[START Rows]

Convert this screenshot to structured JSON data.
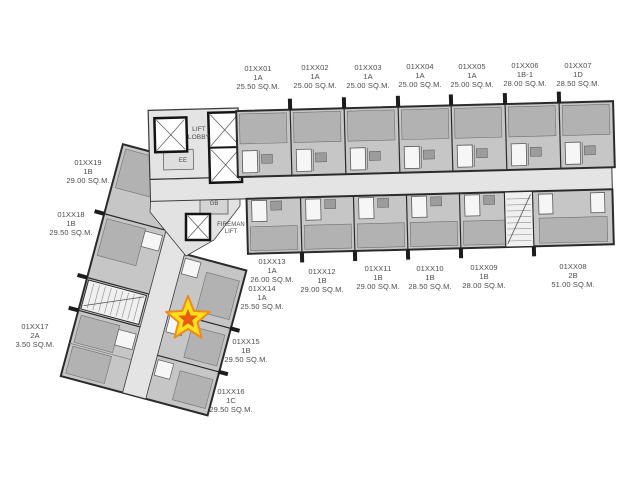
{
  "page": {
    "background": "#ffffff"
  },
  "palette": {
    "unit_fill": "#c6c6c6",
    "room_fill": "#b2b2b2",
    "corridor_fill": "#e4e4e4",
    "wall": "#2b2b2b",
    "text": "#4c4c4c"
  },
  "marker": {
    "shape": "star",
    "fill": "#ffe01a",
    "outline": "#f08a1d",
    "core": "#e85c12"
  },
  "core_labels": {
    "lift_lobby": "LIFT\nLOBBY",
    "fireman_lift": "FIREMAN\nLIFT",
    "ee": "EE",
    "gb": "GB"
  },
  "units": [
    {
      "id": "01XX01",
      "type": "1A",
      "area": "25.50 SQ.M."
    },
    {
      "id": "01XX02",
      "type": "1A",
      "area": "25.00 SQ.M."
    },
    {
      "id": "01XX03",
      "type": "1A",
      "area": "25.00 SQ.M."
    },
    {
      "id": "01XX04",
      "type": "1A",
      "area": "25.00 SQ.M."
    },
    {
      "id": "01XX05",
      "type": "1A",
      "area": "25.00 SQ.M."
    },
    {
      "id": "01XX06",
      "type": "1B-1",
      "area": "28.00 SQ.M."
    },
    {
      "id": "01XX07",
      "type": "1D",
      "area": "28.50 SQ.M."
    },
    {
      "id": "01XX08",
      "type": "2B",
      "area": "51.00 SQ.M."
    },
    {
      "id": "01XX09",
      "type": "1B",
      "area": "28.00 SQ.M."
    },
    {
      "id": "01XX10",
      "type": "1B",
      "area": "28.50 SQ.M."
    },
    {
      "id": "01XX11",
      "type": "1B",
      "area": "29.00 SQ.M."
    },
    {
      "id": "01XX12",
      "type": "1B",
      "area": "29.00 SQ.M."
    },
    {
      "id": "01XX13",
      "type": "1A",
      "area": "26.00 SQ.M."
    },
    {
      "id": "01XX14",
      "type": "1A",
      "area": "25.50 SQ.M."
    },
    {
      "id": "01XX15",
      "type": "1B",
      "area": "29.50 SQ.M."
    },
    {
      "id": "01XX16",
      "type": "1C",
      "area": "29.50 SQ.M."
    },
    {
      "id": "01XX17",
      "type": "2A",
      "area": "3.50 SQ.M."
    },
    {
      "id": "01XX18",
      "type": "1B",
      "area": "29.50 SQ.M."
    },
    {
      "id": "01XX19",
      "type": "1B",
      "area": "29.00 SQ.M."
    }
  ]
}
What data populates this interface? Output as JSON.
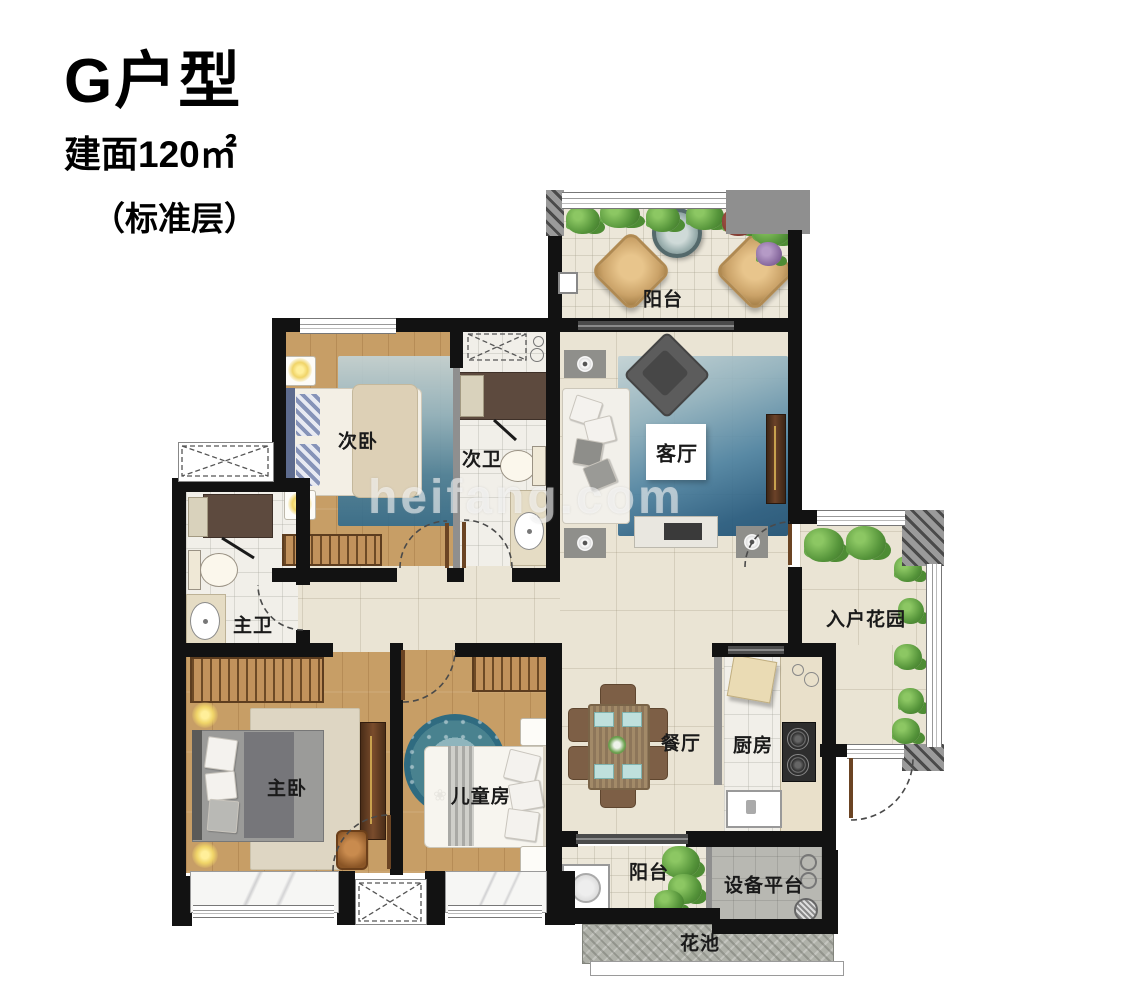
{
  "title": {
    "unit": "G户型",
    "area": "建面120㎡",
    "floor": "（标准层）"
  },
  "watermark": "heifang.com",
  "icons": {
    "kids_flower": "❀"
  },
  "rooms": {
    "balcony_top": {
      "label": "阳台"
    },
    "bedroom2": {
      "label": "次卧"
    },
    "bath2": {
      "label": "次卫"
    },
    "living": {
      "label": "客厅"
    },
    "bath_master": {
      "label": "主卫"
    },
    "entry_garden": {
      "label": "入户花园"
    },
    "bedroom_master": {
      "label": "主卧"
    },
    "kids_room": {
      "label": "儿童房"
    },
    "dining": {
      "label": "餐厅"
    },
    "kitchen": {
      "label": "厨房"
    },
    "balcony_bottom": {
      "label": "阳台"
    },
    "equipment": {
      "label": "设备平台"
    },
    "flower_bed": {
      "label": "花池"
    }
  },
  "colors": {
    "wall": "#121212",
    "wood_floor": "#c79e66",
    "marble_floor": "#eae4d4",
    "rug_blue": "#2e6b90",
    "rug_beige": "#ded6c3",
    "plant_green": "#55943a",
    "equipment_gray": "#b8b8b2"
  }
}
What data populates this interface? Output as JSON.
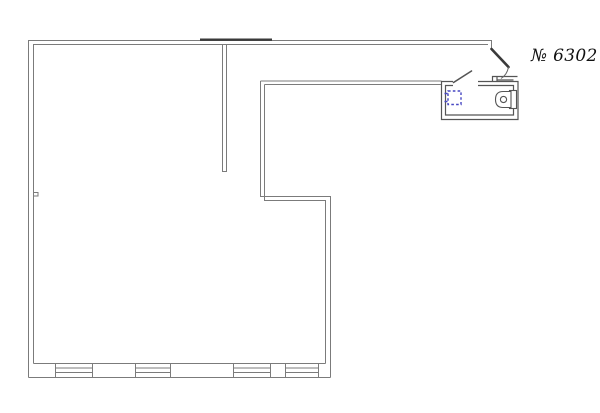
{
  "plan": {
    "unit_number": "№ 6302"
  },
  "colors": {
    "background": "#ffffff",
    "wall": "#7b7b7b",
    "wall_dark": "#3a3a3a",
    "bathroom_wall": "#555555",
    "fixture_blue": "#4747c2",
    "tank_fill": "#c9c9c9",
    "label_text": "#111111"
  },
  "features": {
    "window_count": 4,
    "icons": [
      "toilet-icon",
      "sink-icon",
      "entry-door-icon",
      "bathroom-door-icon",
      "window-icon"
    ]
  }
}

[END Rows]

What you will do
Your copy should repeat each entry above exactly but contain no pictures.

Completed exercise
Convert this screenshot to structured JSON data.
{
  "page": {
    "background": "#ffffff"
  },
  "palette": {
    "unit_fill": "#c6c6c6",
    "room_fill": "#b2b2b2",
    "corridor_fill": "#e4e4e4",
    "wall": "#2b2b2b",
    "text": "#4c4c4c"
  },
  "marker": {
    "shape": "star",
    "fill": "#ffe01a",
    "outline": "#f08a1d",
    "core": "#e85c12"
  },
  "core_labels": {
    "lift_lobby": "LIFT\nLOBBY",
    "fireman_lift": "FIREMAN\nLIFT",
    "ee": "EE",
    "gb": "GB"
  },
  "units": [
    {
      "id": "01XX01",
      "type": "1A",
      "area": "25.50 SQ.M."
    },
    {
      "id": "01XX02",
      "type": "1A",
      "area": "25.00 SQ.M."
    },
    {
      "id": "01XX03",
      "type": "1A",
      "area": "25.00 SQ.M."
    },
    {
      "id": "01XX04",
      "type": "1A",
      "area": "25.00 SQ.M."
    },
    {
      "id": "01XX05",
      "type": "1A",
      "area": "25.00 SQ.M."
    },
    {
      "id": "01XX06",
      "type": "1B-1",
      "area": "28.00 SQ.M."
    },
    {
      "id": "01XX07",
      "type": "1D",
      "area": "28.50 SQ.M."
    },
    {
      "id": "01XX08",
      "type": "2B",
      "area": "51.00 SQ.M."
    },
    {
      "id": "01XX09",
      "type": "1B",
      "area": "28.00 SQ.M."
    },
    {
      "id": "01XX10",
      "type": "1B",
      "area": "28.50 SQ.M."
    },
    {
      "id": "01XX11",
      "type": "1B",
      "area": "29.00 SQ.M."
    },
    {
      "id": "01XX12",
      "type": "1B",
      "area": "29.00 SQ.M."
    },
    {
      "id": "01XX13",
      "type": "1A",
      "area": "26.00 SQ.M."
    },
    {
      "id": "01XX14",
      "type": "1A",
      "area": "25.50 SQ.M."
    },
    {
      "id": "01XX15",
      "type": "1B",
      "area": "29.50 SQ.M."
    },
    {
      "id": "01XX16",
      "type": "1C",
      "area": "29.50 SQ.M."
    },
    {
      "id": "01XX17",
      "type": "2A",
      "area": "3.50 SQ.M."
    },
    {
      "id": "01XX18",
      "type": "1B",
      "area": "29.50 SQ.M."
    },
    {
      "id": "01XX19",
      "type": "1B",
      "area": "29.00 SQ.M."
    }
  ]
}
What data populates this interface? Output as JSON.
{
  "title": {
    "unit": "G户型",
    "area": "建面120㎡",
    "floor": "（标准层）"
  },
  "watermark": "heifang.com",
  "icons": {
    "kids_flower": "❀"
  },
  "rooms": {
    "balcony_top": {
      "label": "阳台"
    },
    "bedroom2": {
      "label": "次卧"
    },
    "bath2": {
      "label": "次卫"
    },
    "living": {
      "label": "客厅"
    },
    "bath_master": {
      "label": "主卫"
    },
    "entry_garden": {
      "label": "入户花园"
    },
    "bedroom_master": {
      "label": "主卧"
    },
    "kids_room": {
      "label": "儿童房"
    },
    "dining": {
      "label": "餐厅"
    },
    "kitchen": {
      "label": "厨房"
    },
    "balcony_bottom": {
      "label": "阳台"
    },
    "equipment": {
      "label": "设备平台"
    },
    "flower_bed": {
      "label": "花池"
    }
  },
  "colors": {
    "wall": "#121212",
    "wood_floor": "#c79e66",
    "marble_floor": "#eae4d4",
    "rug_blue": "#2e6b90",
    "rug_beige": "#ded6c3",
    "plant_green": "#55943a",
    "equipment_gray": "#b8b8b2"
  }
}
What data populates this interface? Output as JSON.
{
  "plan": {
    "unit_number": "№ 6302"
  },
  "colors": {
    "background": "#ffffff",
    "wall": "#7b7b7b",
    "wall_dark": "#3a3a3a",
    "bathroom_wall": "#555555",
    "fixture_blue": "#4747c2",
    "tank_fill": "#c9c9c9",
    "label_text": "#111111"
  },
  "features": {
    "window_count": 4,
    "icons": [
      "toilet-icon",
      "sink-icon",
      "entry-door-icon",
      "bathroom-door-icon",
      "window-icon"
    ]
  }
}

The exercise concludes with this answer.